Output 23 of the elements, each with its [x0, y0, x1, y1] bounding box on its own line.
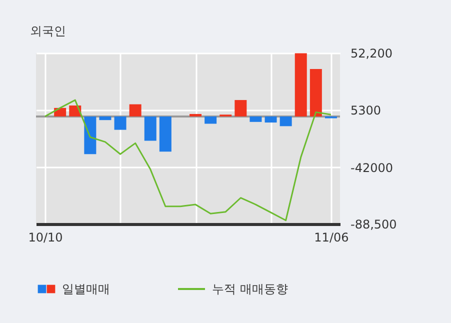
bar: [84, 116, 96, 154]
x-tick-label: 11/06: [314, 230, 349, 244]
bar: [264, 116, 277, 123]
bar: [159, 116, 172, 152]
x-tick-label: 10/10: [28, 230, 63, 244]
bar: [99, 116, 112, 120]
chart-title: 외국인: [30, 24, 66, 38]
y-tick-label: 52,200: [350, 46, 392, 60]
y-tick-label: -88,500: [350, 218, 397, 232]
bar: [114, 116, 126, 130]
bar: [129, 104, 142, 116]
bar: [204, 116, 217, 124]
bar: [250, 116, 262, 122]
line-series: [44, 99, 332, 222]
bar: [294, 53, 307, 116]
legend-label: 일별매매: [62, 282, 110, 296]
y-tick-label: -42000: [350, 160, 394, 175]
bar: [144, 116, 156, 141]
y-tick-label: 5300: [350, 104, 382, 118]
bar: [280, 116, 292, 126]
bar: [310, 69, 322, 116]
bar: [234, 100, 247, 116]
legend-label: 누적 매매동향: [212, 282, 288, 296]
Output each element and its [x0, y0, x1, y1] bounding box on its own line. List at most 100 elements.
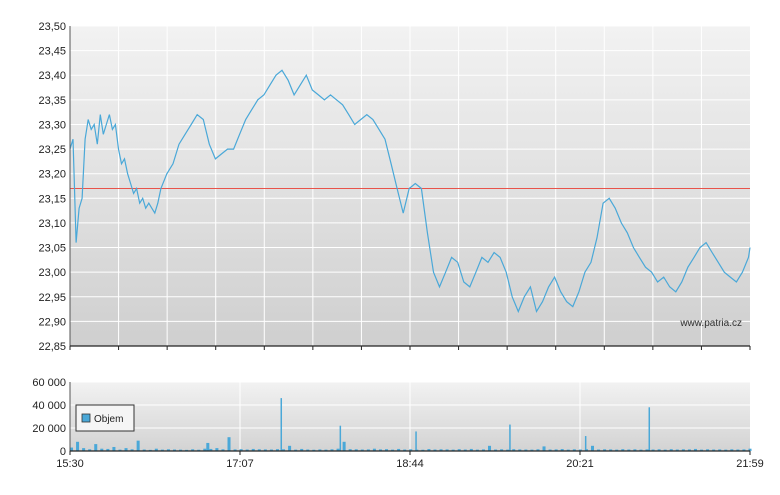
price-y-tick-label: 22,85 [38, 341, 66, 353]
volume-bar [160, 449, 164, 451]
volume-bar [172, 449, 177, 451]
volume-bar [687, 449, 691, 451]
volume-spike-bar [415, 431, 417, 451]
volume-bar [500, 449, 504, 451]
volume-bar [639, 449, 643, 451]
volume-bar [469, 448, 473, 451]
volume-bar [269, 449, 273, 451]
volume-bar [627, 449, 631, 451]
volume-bar [475, 449, 479, 451]
volume-bar [693, 448, 697, 451]
price-panel: 23,50 23,45 23,40 23,35 23,30 23,25 23,20 23,15… [38, 21, 751, 353]
volume-bar [206, 442, 210, 451]
volume-bar [518, 449, 522, 451]
volume-bar [506, 449, 510, 451]
volume-bar [300, 448, 304, 451]
volume-bar [318, 449, 322, 451]
volume-bar [494, 449, 498, 451]
volume-bar [415, 449, 419, 451]
volume-bar [572, 449, 576, 451]
volume-bar [675, 449, 679, 451]
volume-bar [354, 449, 358, 451]
volume-bar [233, 449, 237, 451]
volume-bar [391, 449, 395, 451]
volume-bar [730, 449, 734, 451]
volume-bar [191, 449, 195, 451]
volume-spike-bar [648, 407, 651, 451]
volume-bar [136, 440, 140, 451]
volume-bar [718, 449, 722, 451]
volume-bar [530, 449, 534, 451]
volume-bar [312, 449, 316, 451]
volume-bar [118, 449, 122, 451]
volume-bar [409, 449, 413, 451]
volume-bar [288, 445, 292, 451]
volume-spike-bar [584, 436, 587, 451]
volume-bar [397, 448, 401, 451]
volume-bar [324, 449, 328, 451]
volume-spike-bar [339, 425, 342, 451]
volume-bar [663, 449, 667, 451]
volume-bar [536, 449, 540, 451]
watermark: www.patria.cz [679, 318, 742, 329]
volume-bar [597, 449, 601, 451]
price-y-tick-label: 23,45 [38, 46, 66, 58]
volume-bar [487, 445, 492, 451]
volume-x-tick-label: 18:44 [396, 458, 424, 470]
volume-bar [657, 449, 661, 451]
volume-bar [282, 449, 286, 451]
volume-bar [736, 449, 740, 451]
volume-bar [590, 445, 595, 451]
volume-bar [421, 449, 425, 451]
volume-bar [130, 449, 134, 451]
volume-spike-bar [280, 398, 283, 451]
volume-bar [584, 449, 588, 451]
volume-bar [512, 449, 516, 451]
volume-bar [651, 449, 655, 451]
volume-bar [372, 448, 376, 451]
volume-y-tick-label: 60 000 [32, 377, 66, 389]
volume-bar [481, 449, 485, 451]
price-y-tick-label: 22,95 [38, 292, 66, 304]
volume-bar [712, 449, 716, 451]
price-y-tick-label: 23,05 [38, 243, 66, 255]
volume-bar [294, 449, 298, 451]
volume-bar [251, 448, 255, 451]
volume-x-tick-label: 15:30 [56, 458, 84, 470]
volume-bar [403, 449, 407, 451]
volume-bar [330, 449, 334, 451]
price-y-tick-label: 23,30 [38, 119, 66, 131]
volume-y-tick-label: 0 [60, 446, 66, 458]
volume-bar [203, 448, 207, 451]
price-y-tick-label: 23,50 [38, 21, 66, 33]
volume-bar [603, 449, 607, 451]
price-y-tick-label: 22,90 [38, 316, 66, 328]
volume-bar [112, 446, 116, 451]
volume-bar [348, 449, 352, 451]
volume-bar [542, 446, 546, 451]
volume-bar [433, 449, 437, 451]
volume-bar [633, 449, 637, 451]
volume-x-tick-label: 20:21 [566, 458, 594, 470]
volume-bar [378, 449, 382, 451]
price-y-tick-label: 23,35 [38, 95, 66, 107]
volume-bar [548, 449, 552, 451]
price-y-tick-label: 23,10 [38, 218, 66, 230]
volume-bar [706, 449, 710, 451]
volume-bar [700, 449, 704, 451]
volume-bar [427, 449, 431, 451]
volume-bar [275, 449, 279, 451]
price-y-tick-label: 23,40 [38, 70, 66, 82]
volume-bar [76, 441, 80, 451]
volume-x-tick-label: 17:07 [226, 458, 254, 470]
volume-bar [257, 449, 261, 451]
volume-bar [463, 449, 467, 451]
volume-bar [669, 449, 673, 451]
volume-bar [209, 448, 213, 451]
volume-bar [100, 448, 104, 451]
volume-bar [621, 449, 625, 451]
volume-bar [82, 448, 86, 451]
volume-bar [451, 449, 455, 451]
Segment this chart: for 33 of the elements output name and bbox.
++++++
What the task asks. Lay out every line of the items above as a Markdown table with the columns "Row" and "Line," numbering the rows and skipping blank lines. Leave the pictures out of the answer.

Complete response.
| Row | Line |
|---|---|
| 1 | Output 23 of the elements, each with its [x0, y0, x1, y1] bounding box on its own line. |
| 2 | bar: [84, 116, 96, 154] |
| 3 | x-tick-label: 11/06: [314, 230, 349, 244] |
| 4 | bar: [264, 116, 277, 123] |
| 5 | bar: [159, 116, 172, 152] |
| 6 | x-tick-label: 10/10: [28, 230, 63, 244] |
| 7 | bar: [99, 116, 112, 120] |
| 8 | chart-title: 외국인: [30, 24, 66, 38] |
| 9 | y-tick-label: 52,200: [350, 46, 392, 60] |
| 10 | y-tick-label: -88,500: [350, 218, 397, 232] |
| 11 | bar: [114, 116, 126, 130] |
| 12 | bar: [129, 104, 142, 116] |
| 13 | bar: [204, 116, 217, 124] |
| 14 | bar: [250, 116, 262, 122] |
| 15 | line-series: [44, 99, 332, 222] |
| 16 | bar: [294, 53, 307, 116] |
| 17 | legend-label: 일별매매: [62, 282, 110, 296] |
| 18 | y-tick-label: -42000: [350, 160, 394, 175] |
| 19 | bar: [144, 116, 156, 141] |
| 20 | y-tick-label: 5300: [350, 104, 382, 118] |
| 21 | bar: [280, 116, 292, 126] |
| 22 | bar: [310, 69, 322, 116] |
| 23 | bar: [234, 100, 247, 116] |
| 24 | legend-label: 누적 매매동향: [212, 282, 288, 296] |
| 25 | Output each element and its [x0, y0, x1, y1] bounding box on its own line. List at most 100 elements. |
| 26 | price-y-tick-label: 22,85 [38, 341, 66, 353] |
| 27 | volume-bar [160, 449, 164, 451] |
| 28 | volume-bar [172, 449, 177, 451] |
| 29 | volume-bar [687, 449, 691, 451] |
| 30 | volume-spike-bar [415, 431, 417, 451] |
| 31 | volume-bar [500, 449, 504, 451] |
| 32 | volume-bar [639, 449, 643, 451] |
| 33 | volume-bar [469, 448, 473, 451] |
| 34 | volume-bar [269, 449, 273, 451] |
| 35 | volume-bar [627, 449, 631, 451] |
| 36 | volume-bar [475, 449, 479, 451] |
| 37 | volume-bar [693, 448, 697, 451] |
| 38 | price-panel: 23,50 23,45 23,40 23,35 23,30 23,25 23,20 23,15… [38, 21, 751, 353] |
| 39 | volume-bar [206, 442, 210, 451] |
| 40 | volume-bar [518, 449, 522, 451] |
| 41 | volume-bar [506, 449, 510, 451] |
| 42 | volume-bar [300, 448, 304, 451] |
| 43 | volume-bar [318, 449, 322, 451] |
| 44 | volume-bar [494, 449, 498, 451] |
| 45 | volume-bar [415, 449, 419, 451] |
| 46 | volume-bar [572, 449, 576, 451] |
| 47 | volume-bar [675, 449, 679, 451] |
| 48 | volume-bar [354, 449, 358, 451] |
| 49 | volume-bar [233, 449, 237, 451] |
| 50 | volume-bar [391, 449, 395, 451] |
| 51 | volume-bar [730, 449, 734, 451] |
| 52 | volume-bar [191, 449, 195, 451] |
| 53 | volume-spike-bar [648, 407, 651, 451] |
| 54 | volume-bar [136, 440, 140, 451] |
| 55 | volume-bar [718, 449, 722, 451] |
| 56 | volume-bar [530, 449, 534, 451] |
| 57 | volume-bar [312, 449, 316, 451] |
| 58 | volume-bar [118, 449, 122, 451] |
| 59 | volume-bar [409, 449, 413, 451] |
| 60 | volume-bar [288, 445, 292, 451] |
| 61 | volume-spike-bar [584, 436, 587, 451] |
| 62 | volume-bar [397, 448, 401, 451] |
| 63 | volume-bar [324, 449, 328, 451] |
| 64 | volume-spike-bar [339, 425, 342, 451] |
| 65 | volume-bar [663, 449, 667, 451] |
| 66 | volume-bar [536, 449, 540, 451] |
| 67 | watermark: www.patria.cz [679, 318, 742, 329] |
| 68 | volume-bar [597, 449, 601, 451] |
| 69 | price-y-tick-label: 23,45 [38, 46, 66, 58] |
| 70 | volume-bar [487, 445, 492, 451] |
| 71 | volume-x-tick-label: 18:44 [396, 458, 424, 470] |
| 72 | volume-bar [657, 449, 661, 451] |
| 73 | volume-bar [282, 449, 286, 451] |
| 74 | volume-bar [736, 449, 740, 451] |
| 75 | volume-bar [590, 445, 595, 451] |
| 76 | volume-bar [421, 449, 425, 451] |
| 77 | volume-bar [130, 449, 134, 451] |
| 78 | volume-spike-bar [280, 398, 283, 451] |
| 79 | volume-bar [584, 449, 588, 451] |
| 80 | volume-bar [512, 449, 516, 451] |
| 81 | volume-bar [651, 449, 655, 451] |
| 82 | volume-bar [372, 448, 376, 451] |
| 83 | volume-y-tick-label: 60 000 [32, 377, 66, 389] |
| 84 | volume-bar [481, 449, 485, 451] |
| 85 | price-y-tick-label: 22,95 [38, 292, 66, 304] |
| 86 | volume-bar [712, 449, 716, 451] |
| 87 | price-y-tick-label: 23,05 [38, 243, 66, 255] |
| 88 | volume-bar [294, 449, 298, 451] |
| 89 | volume-bar [251, 448, 255, 451] |
| 90 | volume-x-tick-label: 15:30 [56, 458, 84, 470] |
| 91 | volume-bar [403, 449, 407, 451] |
| 92 | volume-bar [330, 449, 334, 451] |
| 93 | price-y-tick-label: 23,30 [38, 119, 66, 131] |
| 94 | volume-y-tick-label: 0 [60, 446, 66, 458] |
| 95 | volume-bar [203, 448, 207, 451] |
| 96 | price-y-tick-label: 23,50 [38, 21, 66, 33] |
| 97 | volume-bar [603, 449, 607, 451] |
| 98 | price-y-tick-label: 22,90 [38, 316, 66, 328] |
| 99 | volume-bar [112, 446, 116, 451] |
| 100 | volume-bar [348, 449, 352, 451] |
| 101 | volume-bar [542, 446, 546, 451] |
| 102 | volume-bar [433, 449, 437, 451] |
| 103 | volume-bar [633, 449, 637, 451] |
| 104 | volume-x-tick-label: 20:21 [566, 458, 594, 470] |
| 105 | volume-bar [378, 449, 382, 451] |
| 106 | price-y-tick-label: 23,35 [38, 95, 66, 107] |
| 107 | volume-bar [548, 449, 552, 451] |
| 108 | price-y-tick-label: 23,10 [38, 218, 66, 230] |
| 109 | volume-bar [706, 449, 710, 451] |
| 110 | volume-bar [700, 449, 704, 451] |
| 111 | volume-bar [427, 449, 431, 451] |
| 112 | volume-bar [275, 449, 279, 451] |
| 113 | price-y-tick-label: 23,40 [38, 70, 66, 82] |
| 114 | volume-bar [76, 441, 80, 451] |
| 115 | volume-x-tick-label: 17:07 [226, 458, 254, 470] |
| 116 | volume-bar [257, 449, 261, 451] |
| 117 | volume-bar [463, 449, 467, 451] |
| 118 | volume-bar [669, 449, 673, 451] |
| 119 | volume-bar [209, 448, 213, 451] |
| 120 | volume-bar [100, 448, 104, 451] |
| 121 | volume-bar [621, 449, 625, 451] |
| 122 | volume-bar [82, 448, 86, 451] |
| 123 | volume-bar [451, 449, 455, 451] |
| 124 | Segment this chart: for 33 of the elements output name and bbox. |